__Given task__: From the listing below, extract every line in which the word "while" appears.

Data records:
------------------------
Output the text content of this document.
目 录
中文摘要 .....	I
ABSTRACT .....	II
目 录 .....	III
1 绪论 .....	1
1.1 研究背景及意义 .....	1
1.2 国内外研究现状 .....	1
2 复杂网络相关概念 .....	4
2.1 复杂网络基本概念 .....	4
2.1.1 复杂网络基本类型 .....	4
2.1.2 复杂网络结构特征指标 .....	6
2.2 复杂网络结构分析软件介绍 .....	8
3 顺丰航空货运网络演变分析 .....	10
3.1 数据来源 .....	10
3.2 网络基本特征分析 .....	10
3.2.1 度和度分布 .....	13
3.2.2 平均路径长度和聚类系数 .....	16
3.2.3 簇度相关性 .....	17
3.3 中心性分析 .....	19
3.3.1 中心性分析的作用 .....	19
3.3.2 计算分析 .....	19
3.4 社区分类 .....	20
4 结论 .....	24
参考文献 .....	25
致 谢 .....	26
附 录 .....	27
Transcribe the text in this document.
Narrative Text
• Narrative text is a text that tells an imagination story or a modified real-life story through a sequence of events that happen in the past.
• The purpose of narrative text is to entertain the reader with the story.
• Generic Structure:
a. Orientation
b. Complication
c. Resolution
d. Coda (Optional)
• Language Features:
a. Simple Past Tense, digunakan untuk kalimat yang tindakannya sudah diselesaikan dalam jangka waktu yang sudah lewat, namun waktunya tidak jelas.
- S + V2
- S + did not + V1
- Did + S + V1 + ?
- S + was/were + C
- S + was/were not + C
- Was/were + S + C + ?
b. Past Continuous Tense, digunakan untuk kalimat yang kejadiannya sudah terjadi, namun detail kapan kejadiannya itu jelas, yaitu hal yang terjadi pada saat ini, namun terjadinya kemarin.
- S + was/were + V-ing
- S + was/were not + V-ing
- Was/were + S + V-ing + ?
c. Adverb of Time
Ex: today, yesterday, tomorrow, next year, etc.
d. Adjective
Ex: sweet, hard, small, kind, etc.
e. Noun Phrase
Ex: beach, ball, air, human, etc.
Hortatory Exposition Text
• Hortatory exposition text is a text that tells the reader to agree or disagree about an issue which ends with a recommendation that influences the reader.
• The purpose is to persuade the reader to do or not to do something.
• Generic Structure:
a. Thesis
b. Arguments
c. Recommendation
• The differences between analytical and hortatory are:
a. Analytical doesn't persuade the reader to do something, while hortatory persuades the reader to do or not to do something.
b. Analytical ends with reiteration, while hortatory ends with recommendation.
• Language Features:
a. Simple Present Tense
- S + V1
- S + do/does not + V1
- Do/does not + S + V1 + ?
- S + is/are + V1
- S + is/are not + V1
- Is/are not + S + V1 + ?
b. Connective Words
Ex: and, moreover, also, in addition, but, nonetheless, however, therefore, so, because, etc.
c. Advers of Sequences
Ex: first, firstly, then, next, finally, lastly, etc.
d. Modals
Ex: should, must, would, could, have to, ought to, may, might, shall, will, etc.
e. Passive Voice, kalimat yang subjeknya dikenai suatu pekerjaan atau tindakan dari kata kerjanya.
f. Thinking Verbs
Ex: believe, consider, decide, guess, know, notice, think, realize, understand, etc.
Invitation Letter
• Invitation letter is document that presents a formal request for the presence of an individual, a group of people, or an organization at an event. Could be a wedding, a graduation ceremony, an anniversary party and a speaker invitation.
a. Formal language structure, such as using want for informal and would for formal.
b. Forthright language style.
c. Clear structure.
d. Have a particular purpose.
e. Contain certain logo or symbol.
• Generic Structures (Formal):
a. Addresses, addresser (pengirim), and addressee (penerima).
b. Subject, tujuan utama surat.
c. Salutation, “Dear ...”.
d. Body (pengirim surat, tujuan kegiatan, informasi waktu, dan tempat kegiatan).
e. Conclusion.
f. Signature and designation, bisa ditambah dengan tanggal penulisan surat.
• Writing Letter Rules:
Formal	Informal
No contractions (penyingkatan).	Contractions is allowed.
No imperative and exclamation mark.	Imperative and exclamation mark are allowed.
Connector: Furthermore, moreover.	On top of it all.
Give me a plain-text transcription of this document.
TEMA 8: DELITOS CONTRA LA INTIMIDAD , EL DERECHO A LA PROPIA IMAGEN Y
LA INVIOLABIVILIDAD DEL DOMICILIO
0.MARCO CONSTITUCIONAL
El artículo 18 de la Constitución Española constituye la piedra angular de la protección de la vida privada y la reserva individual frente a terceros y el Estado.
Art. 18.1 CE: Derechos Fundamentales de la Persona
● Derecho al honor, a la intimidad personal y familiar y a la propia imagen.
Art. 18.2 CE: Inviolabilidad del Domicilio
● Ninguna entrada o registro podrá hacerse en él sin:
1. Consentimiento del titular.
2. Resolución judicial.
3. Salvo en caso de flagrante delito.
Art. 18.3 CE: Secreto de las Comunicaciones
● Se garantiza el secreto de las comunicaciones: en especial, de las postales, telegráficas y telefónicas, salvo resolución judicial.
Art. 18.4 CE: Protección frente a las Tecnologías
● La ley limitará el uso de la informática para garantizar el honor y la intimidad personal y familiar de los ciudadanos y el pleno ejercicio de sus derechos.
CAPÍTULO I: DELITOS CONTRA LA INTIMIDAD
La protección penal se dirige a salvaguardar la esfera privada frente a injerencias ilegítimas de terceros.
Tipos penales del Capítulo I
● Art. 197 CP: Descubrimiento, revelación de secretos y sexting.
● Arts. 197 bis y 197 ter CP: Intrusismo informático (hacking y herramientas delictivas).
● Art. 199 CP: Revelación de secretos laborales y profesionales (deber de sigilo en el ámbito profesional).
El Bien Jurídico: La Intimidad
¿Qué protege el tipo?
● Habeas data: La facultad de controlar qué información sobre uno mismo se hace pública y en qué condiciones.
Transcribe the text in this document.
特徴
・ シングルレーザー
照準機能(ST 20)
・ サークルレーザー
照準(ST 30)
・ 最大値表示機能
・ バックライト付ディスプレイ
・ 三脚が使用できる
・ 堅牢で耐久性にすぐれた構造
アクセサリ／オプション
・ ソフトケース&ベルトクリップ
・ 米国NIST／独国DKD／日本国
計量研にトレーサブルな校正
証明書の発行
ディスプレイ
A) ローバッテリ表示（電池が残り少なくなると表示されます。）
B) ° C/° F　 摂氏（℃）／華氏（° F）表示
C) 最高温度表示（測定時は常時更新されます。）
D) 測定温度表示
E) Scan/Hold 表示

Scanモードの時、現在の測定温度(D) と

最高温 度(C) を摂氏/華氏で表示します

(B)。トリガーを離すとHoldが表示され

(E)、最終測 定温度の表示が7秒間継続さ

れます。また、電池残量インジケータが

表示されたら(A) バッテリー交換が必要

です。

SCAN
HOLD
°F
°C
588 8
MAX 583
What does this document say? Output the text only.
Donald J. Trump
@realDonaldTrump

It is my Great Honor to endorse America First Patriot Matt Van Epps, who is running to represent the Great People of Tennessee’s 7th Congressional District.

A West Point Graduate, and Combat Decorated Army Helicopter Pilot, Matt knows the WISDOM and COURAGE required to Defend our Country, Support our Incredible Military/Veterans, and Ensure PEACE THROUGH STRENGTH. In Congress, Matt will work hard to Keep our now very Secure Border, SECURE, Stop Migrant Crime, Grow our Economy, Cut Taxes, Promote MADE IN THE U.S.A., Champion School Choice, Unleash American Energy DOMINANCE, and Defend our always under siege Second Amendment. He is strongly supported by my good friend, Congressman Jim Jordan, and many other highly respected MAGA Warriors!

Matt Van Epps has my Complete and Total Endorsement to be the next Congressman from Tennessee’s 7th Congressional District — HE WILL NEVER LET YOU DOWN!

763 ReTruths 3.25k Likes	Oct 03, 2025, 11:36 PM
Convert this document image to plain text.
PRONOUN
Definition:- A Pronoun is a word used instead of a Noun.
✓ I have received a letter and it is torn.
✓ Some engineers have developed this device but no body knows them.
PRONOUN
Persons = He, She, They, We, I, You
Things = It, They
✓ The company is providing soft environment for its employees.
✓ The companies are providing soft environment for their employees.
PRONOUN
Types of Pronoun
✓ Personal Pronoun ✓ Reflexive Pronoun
------------------------
__Response to this task__:
a. Analytical doesn't persuade the reader to do something, while hortatory persuades the reader to do or not to do something.
b. Analytical ends with reiteration, while hortatory ends with recommendation.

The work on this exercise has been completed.